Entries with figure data
----------

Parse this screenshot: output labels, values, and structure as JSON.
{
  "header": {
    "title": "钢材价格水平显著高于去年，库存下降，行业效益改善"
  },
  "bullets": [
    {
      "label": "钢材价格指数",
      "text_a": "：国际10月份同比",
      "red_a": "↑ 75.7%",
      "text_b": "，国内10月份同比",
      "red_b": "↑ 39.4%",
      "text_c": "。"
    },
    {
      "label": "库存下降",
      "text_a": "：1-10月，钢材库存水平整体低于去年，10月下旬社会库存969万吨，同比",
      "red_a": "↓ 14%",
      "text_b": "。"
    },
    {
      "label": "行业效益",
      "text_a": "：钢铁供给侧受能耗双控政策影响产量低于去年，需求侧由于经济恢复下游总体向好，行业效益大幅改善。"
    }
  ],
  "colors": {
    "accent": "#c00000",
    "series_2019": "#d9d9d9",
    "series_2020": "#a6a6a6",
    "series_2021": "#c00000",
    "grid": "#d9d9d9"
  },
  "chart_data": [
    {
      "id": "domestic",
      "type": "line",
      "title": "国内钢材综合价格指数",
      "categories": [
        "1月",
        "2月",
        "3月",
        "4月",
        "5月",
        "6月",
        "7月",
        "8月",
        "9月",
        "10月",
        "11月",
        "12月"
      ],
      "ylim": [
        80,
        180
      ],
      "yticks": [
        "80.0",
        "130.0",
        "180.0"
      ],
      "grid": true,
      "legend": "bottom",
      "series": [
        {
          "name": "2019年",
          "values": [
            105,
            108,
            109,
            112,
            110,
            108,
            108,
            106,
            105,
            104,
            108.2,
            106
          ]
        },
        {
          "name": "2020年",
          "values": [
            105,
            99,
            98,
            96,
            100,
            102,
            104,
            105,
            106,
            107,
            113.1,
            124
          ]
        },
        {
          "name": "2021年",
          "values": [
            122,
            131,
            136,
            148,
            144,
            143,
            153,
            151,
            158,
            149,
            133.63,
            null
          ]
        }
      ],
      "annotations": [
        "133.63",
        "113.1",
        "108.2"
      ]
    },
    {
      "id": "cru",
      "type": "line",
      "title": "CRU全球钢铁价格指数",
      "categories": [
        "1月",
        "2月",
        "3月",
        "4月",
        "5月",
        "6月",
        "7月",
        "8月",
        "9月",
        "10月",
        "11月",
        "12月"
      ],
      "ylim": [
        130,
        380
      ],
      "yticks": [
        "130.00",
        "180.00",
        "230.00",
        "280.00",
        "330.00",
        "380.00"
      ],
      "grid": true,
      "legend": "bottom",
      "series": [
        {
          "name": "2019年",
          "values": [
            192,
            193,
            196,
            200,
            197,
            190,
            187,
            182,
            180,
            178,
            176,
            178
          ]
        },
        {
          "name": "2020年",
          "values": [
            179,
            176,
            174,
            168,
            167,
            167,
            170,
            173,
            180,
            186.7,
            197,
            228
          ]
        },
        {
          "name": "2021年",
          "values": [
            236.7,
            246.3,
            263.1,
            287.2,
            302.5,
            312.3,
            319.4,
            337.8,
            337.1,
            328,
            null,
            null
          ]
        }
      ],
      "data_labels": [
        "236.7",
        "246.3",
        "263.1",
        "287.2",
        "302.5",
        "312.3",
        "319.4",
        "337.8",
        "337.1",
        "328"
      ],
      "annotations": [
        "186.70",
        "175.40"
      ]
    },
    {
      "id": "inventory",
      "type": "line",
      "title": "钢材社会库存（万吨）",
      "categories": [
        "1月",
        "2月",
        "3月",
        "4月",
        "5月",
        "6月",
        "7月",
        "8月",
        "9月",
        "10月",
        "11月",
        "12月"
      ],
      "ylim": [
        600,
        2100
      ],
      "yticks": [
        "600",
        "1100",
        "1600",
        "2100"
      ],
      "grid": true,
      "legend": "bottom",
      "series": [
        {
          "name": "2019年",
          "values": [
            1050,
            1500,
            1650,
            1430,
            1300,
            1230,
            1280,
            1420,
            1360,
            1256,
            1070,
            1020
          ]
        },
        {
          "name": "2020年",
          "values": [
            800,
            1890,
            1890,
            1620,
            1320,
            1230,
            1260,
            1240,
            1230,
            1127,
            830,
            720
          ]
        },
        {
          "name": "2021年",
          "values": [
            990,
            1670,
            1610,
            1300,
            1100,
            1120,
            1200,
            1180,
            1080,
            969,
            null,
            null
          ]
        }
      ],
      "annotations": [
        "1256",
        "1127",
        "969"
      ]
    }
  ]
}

----------

Problem:
From the records above, extract every entry exactly as given.

Solution to this problem:
Parse this screenshot: output labels, values, and structure as JSON.
{
  "header": {
    "title": "钢材价格水平显著高于去年，库存下降，行业效益改善"
  },
  "bullets": [
    {
      "label": "钢材价格指数",
      "text_a": "：国际10月份同比",
      "red_a": "↑ 75.7%",
      "text_b": "，国内10月份同比",
      "red_b": "↑ 39.4%",
      "text_c": "。"
    },
    {
      "label": "库存下降",
      "text_a": "：1-10月，钢材库存水平整体低于去年，10月下旬社会库存969万吨，同比",
      "red_a": "↓ 14%",
      "text_b": "。"
    },
    {
      "label": "行业效益",
      "text_a": "：钢铁供给侧受能耗双控政策影响产量低于去年，需求侧由于经济恢复下游总体向好，行业效益大幅改善。"
    }
  ],
  "colors": {
    "accent": "#c00000",
    "series_2019": "#d9d9d9",
    "series_2020": "#a6a6a6",
    "series_2021": "#c00000",
    "grid": "#d9d9d9"
  },
  "chart_data": [
    {
      "id": "domestic",
      "type": "line",
      "title": "国内钢材综合价格指数",
      "categories": [
        "1月",
        "2月",
        "3月",
        "4月",
        "5月",
        "6月",
        "7月",
        "8月",
        "9月",
        "10月",
        "11月",
        "12月"
      ],
      "ylim": [
        80,
        180
      ],
      "yticks": [
        "80.0",
        "130.0",
        "180.0"
      ],
      "grid": true,
      "legend": "bottom",
      "series": [
        {
          "name": "2019年",
          "values": [
            105,
            108,
            109,
            112,
            110,
            108,
            108,
            106,
            105,
            104,
            108.2,
            106
          ]
        },
        {
          "name": "2020年",
          "values": [
            105,
            99,
            98,
            96,
            100,
            102,
            104,
            105,
            106,
            107,
            113.1,
            124
          ]
        },
        {
          "name": "2021年",
          "values": [
            122,
            131,
            136,
            148,
            144,
            143,
            153,
            151,
            158,
            149,
            133.63,
            null
          ]
        }
      ],
      "annotations": [
        "133.63",
        "113.1",
        "108.2"
      ]
    },
    {
      "id": "cru",
      "type": "line",
      "title": "CRU全球钢铁价格指数",
      "categories": [
        "1月",
        "2月",
        "3月",
        "4月",
        "5月",
        "6月",
        "7月",
        "8月",
        "9月",
        "10月",
        "11月",
        "12月"
      ],
      "ylim": [
        130,
        380
      ],
      "yticks": [
        "130.00",
        "180.00",
        "230.00",
        "280.00",
        "330.00",
        "380.00"
      ],
      "grid": true,
      "legend": "bottom",
      "series": [
        {
          "name": "2019年",
          "values": [
            192,
            193,
            196,
            200,
            197,
            190,
            187,
            182,
            180,
            178,
            176,
            178
          ]
        },
        {
          "name": "2020年",
          "values": [
            179,
            176,
            174,
            168,
            167,
            167,
            170,
            173,
            180,
            186.7,
            197,
            228
          ]
        },
        {
          "name": "2021年",
          "values": [
            236.7,
            246.3,
            263.1,
            287.2,
            302.5,
            312.3,
            319.4,
            337.8,
            337.1,
            328,
            null,
            null
          ]
        }
      ],
      "data_labels": [
        "236.7",
        "246.3",
        "263.1",
        "287.2",
        "302.5",
        "312.3",
        "319.4",
        "337.8",
        "337.1",
        "328"
      ],
      "annotations": [
        "186.70",
        "175.40"
      ]
    },
    {
      "id": "inventory",
      "type": "line",
      "title": "钢材社会库存（万吨）",
      "categories": [
        "1月",
        "2月",
        "3月",
        "4月",
        "5月",
        "6月",
        "7月",
        "8月",
        "9月",
        "10月",
        "11月",
        "12月"
      ],
      "ylim": [
        600,
        2100
      ],
      "yticks": [
        "600",
        "1100",
        "1600",
        "2100"
      ],
      "grid": true,
      "legend": "bottom",
      "series": [
        {
          "name": "2019年",
          "values": [
            1050,
            1500,
            1650,
            1430,
            1300,
            1230,
            1280,
            1420,
            1360,
            1256,
            1070,
            1020
          ]
        },
        {
          "name": "2020年",
          "values": [
            800,
            1890,
            1890,
            1620,
            1320,
            1230,
            1260,
            1240,
            1230,
            1127,
            830,
            720
          ]
        },
        {
          "name": "2021年",
          "values": [
            990,
            1670,
            1610,
            1300,
            1100,
            1120,
            1200,
            1180,
            1080,
            969,
            null,
            null
          ]
        }
      ],
      "annotations": [
        "1256",
        "1127",
        "969"
      ]
    }
  ]
}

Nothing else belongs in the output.